┌─ Data extract

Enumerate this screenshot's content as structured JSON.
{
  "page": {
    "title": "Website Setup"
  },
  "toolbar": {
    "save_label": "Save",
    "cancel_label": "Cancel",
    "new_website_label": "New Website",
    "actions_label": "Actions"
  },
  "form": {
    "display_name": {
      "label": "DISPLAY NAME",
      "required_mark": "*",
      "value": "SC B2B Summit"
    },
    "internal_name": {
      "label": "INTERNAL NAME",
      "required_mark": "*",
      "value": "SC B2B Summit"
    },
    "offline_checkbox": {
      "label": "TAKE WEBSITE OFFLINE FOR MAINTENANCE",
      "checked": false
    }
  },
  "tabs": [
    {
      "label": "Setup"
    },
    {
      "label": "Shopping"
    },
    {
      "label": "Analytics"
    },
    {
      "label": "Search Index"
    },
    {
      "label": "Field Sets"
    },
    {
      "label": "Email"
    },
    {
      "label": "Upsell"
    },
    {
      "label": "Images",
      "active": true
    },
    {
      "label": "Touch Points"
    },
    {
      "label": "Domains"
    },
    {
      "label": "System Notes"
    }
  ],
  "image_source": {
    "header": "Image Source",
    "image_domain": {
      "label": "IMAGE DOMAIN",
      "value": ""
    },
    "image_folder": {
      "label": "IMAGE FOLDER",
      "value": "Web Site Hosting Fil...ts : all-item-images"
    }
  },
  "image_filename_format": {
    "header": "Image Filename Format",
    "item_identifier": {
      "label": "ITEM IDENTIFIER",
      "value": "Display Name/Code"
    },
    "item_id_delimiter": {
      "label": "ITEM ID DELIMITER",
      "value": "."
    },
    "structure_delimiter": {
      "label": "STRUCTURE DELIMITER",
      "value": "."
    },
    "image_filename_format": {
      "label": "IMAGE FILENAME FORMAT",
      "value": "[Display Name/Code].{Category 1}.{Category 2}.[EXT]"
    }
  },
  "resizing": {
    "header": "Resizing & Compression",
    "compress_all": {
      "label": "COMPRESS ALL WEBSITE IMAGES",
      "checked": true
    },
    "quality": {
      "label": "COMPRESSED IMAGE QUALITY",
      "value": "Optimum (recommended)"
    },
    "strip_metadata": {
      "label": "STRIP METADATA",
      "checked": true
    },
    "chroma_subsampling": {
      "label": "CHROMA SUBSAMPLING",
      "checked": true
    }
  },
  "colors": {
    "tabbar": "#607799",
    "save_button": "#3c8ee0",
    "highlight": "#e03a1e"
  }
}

└─

#### Exercise objective
Copy out all of the lines above exactly.

#### Response for this exercise
Enumerate this screenshot's content as structured JSON.
{
  "page": {
    "title": "Website Setup"
  },
  "toolbar": {
    "save_label": "Save",
    "cancel_label": "Cancel",
    "new_website_label": "New Website",
    "actions_label": "Actions"
  },
  "form": {
    "display_name": {
      "label": "DISPLAY NAME",
      "required_mark": "*",
      "value": "SC B2B Summit"
    },
    "internal_name": {
      "label": "INTERNAL NAME",
      "required_mark": "*",
      "value": "SC B2B Summit"
    },
    "offline_checkbox": {
      "label": "TAKE WEBSITE OFFLINE FOR MAINTENANCE",
      "checked": false
    }
  },
  "tabs": [
    {
      "label": "Setup"
    },
    {
      "label": "Shopping"
    },
    {
      "label": "Analytics"
    },
    {
      "label": "Search Index"
    },
    {
      "label": "Field Sets"
    },
    {
      "label": "Email"
    },
    {
      "label": "Upsell"
    },
    {
      "label": "Images",
      "active": true
    },
    {
      "label": "Touch Points"
    },
    {
      "label": "Domains"
    },
    {
      "label": "System Notes"
    }
  ],
  "image_source": {
    "header": "Image Source",
    "image_domain": {
      "label": "IMAGE DOMAIN",
      "value": ""
    },
    "image_folder": {
      "label": "IMAGE FOLDER",
      "value": "Web Site Hosting Fil...ts : all-item-images"
    }
  },
  "image_filename_format": {
    "header": "Image Filename Format",
    "item_identifier": {
      "label": "ITEM IDENTIFIER",
      "value": "Display Name/Code"
    },
    "item_id_delimiter": {
      "label": "ITEM ID DELIMITER",
      "value": "."
    },
    "structure_delimiter": {
      "label": "STRUCTURE DELIMITER",
      "value": "."
    },
    "image_filename_format": {
      "label": "IMAGE FILENAME FORMAT",
      "value": "[Display Name/Code].{Category 1}.{Category 2}.[EXT]"
    }
  },
  "resizing": {
    "header": "Resizing & Compression",
    "compress_all": {
      "label": "COMPRESS ALL WEBSITE IMAGES",
      "checked": true
    },
    "quality": {
      "label": "COMPRESSED IMAGE QUALITY",
      "value": "Optimum (recommended)"
    },
    "strip_metadata": {
      "label": "STRIP METADATA",
      "checked": true
    },
    "chroma_subsampling": {
      "label": "CHROMA SUBSAMPLING",
      "checked": true
    }
  },
  "colors": {
    "tabbar": "#607799",
    "save_button": "#3c8ee0",
    "highlight": "#e03a1e"
  }
}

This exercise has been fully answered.